REQUEST → Take every line from the listing below that includes "Manufacturing" and copy it.

[Collected data entries]

-=-=-=-=-

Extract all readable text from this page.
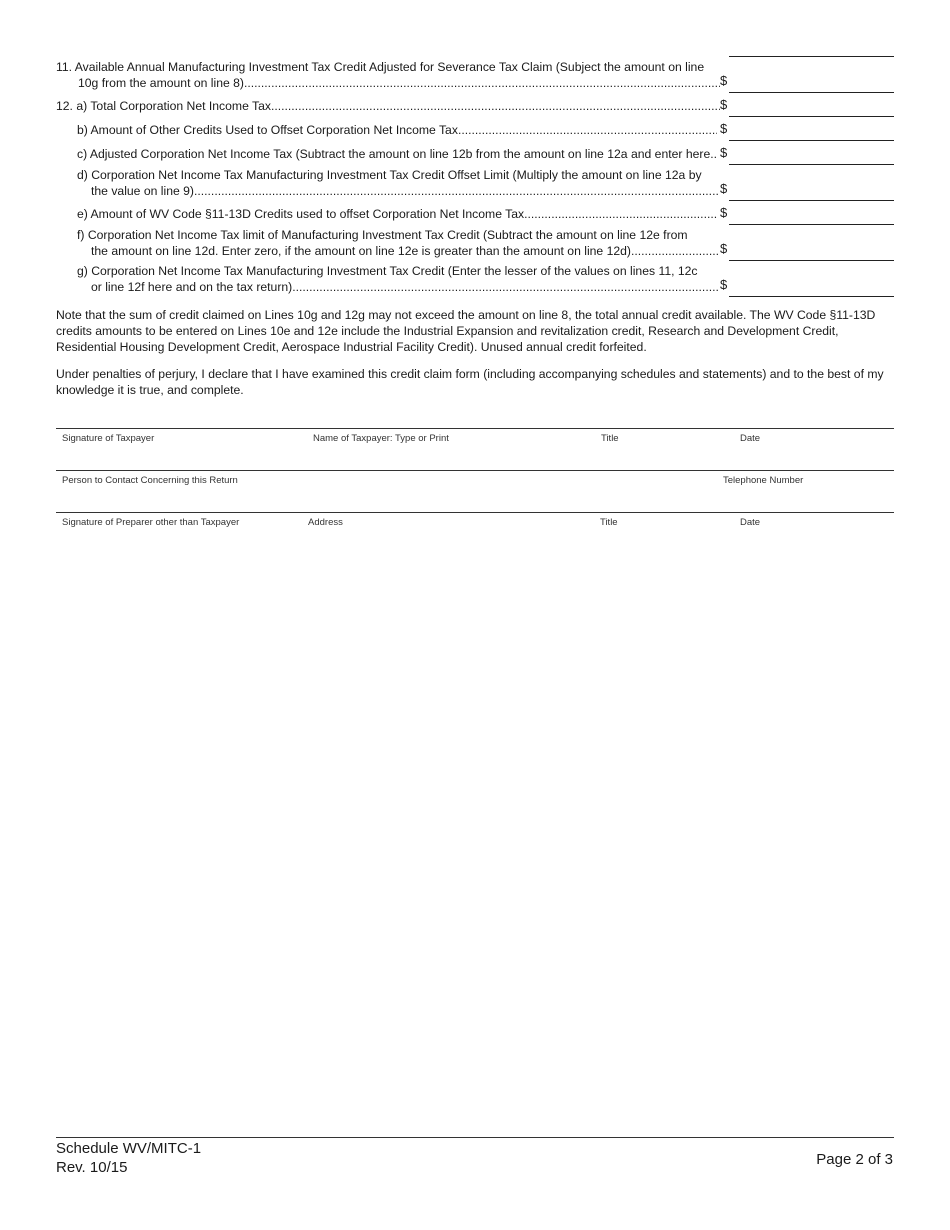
11. Available Annual Manufacturing Investment Tax Credit Adjusted for Severance Tax Claim (Subject the amount on line
10g from the amount on line 8) .....	$
12. a) Total Corporation Net Income Tax .....	$
b) Amount of Other Credits Used to Offset Corporation Net Income Tax .....	$
c) Adjusted Corporation Net Income Tax (Subtract the amount on line 12b from the amount on line 12a and enter here ..... $
d) Corporation Net Income Tax Manufacturing Investment Tax Credit Offset Limit (Multiply the amount on line 12a by
the value on line 9) .....	$
e) Amount of WV Code §11-13D Credits used to offset Corporation Net Income Tax .....	$
f) Corporation Net Income Tax limit of Manufacturing Investment Tax Credit (Subtract the amount on line 12e from
the amount on line 12d. Enter zero, if the amount on line 12e is greater than the amount on line 12d) .....	$
g) Corporation Net Income Tax Manufacturing Investment Tax Credit (Enter the lesser of the values on lines 11, 12c
or line 12f here and on the tax return) .....	$
Note that the sum of credit claimed on Lines 10g and 12g may not exceed the amount on line 8, the total annual credit available. The WV Code §11-13D credits amounts to be entered on Lines 10e and 12e include the Industrial Expansion and revitalization credit, Research and Development Credit, Residential Housing Development Credit, Aerospace Industrial Facility Credit). Unused annual credit forfeited.
Under penalties of perjury, I declare that I have examined this credit claim form (including accompanying schedules and statements) and to the best of my knowledge it is true, and complete.
Signature of Taxpayer	Name of Taxpayer: Type or Print	Title	Date
Person to Contact Concerning this Return	Telephone Number
Signature of Preparer other than Taxpayer	Address	Title	Date
Schedule WV/MITC-1
Rev. 10/15	Page 2 of 3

-=-=-=-=-

RESULT →
11. Available Annual Manufacturing Investment Tax Credit Adjusted for Severance Tax Claim (Subject the amount on line
d) Corporation Net Income Tax Manufacturing Investment Tax Credit Offset Limit (Multiply the amount on line 12a by
f) Corporation Net Income Tax limit of Manufacturing Investment Tax Credit (Subtract the amount on line 12e from
g) Corporation Net Income Tax Manufacturing Investment Tax Credit (Enter the lesser of the values on lines 11, 12c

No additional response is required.